### Goal of the exercise
Restate, word for word, every line of the data.

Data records
* * * * * * * * *

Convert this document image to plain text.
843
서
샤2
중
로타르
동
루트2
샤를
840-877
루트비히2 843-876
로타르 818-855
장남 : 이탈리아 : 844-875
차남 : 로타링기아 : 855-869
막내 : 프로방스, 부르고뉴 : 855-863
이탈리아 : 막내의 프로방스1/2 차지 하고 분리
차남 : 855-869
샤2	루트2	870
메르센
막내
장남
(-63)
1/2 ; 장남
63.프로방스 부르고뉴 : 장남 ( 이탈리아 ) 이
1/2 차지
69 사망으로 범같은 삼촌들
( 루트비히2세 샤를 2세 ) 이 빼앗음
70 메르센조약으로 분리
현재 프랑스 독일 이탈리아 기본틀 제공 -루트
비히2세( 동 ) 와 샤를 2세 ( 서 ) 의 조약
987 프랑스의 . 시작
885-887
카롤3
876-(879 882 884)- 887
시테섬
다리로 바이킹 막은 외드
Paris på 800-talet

* * * * * * * * *

### Correct answer
Convert this document image to plain text.
843
서
샤2
중
로타르
동
루트2
샤를
840-877
루트비히2 843-876
로타르 818-855
장남 : 이탈리아 : 844-875
차남 : 로타링기아 : 855-869
막내 : 프로방스, 부르고뉴 : 855-863
이탈리아 : 막내의 프로방스1/2 차지 하고 분리
차남 : 855-869
샤2	루트2	870
메르센
막내
장남
(-63)
1/2 ; 장남
63.프로방스 부르고뉴 : 장남 ( 이탈리아 ) 이
1/2 차지
69 사망으로 범같은 삼촌들
( 루트비히2세 샤를 2세 ) 이 빼앗음
70 메르센조약으로 분리
현재 프랑스 독일 이탈리아 기본틀 제공 -루트
비히2세( 동 ) 와 샤를 2세 ( 서 ) 의 조약
987 프랑스의 . 시작
885-887
카롤3
876-(879 882 884)- 887
시테섬
다리로 바이킹 막은 외드
Paris på 800-talet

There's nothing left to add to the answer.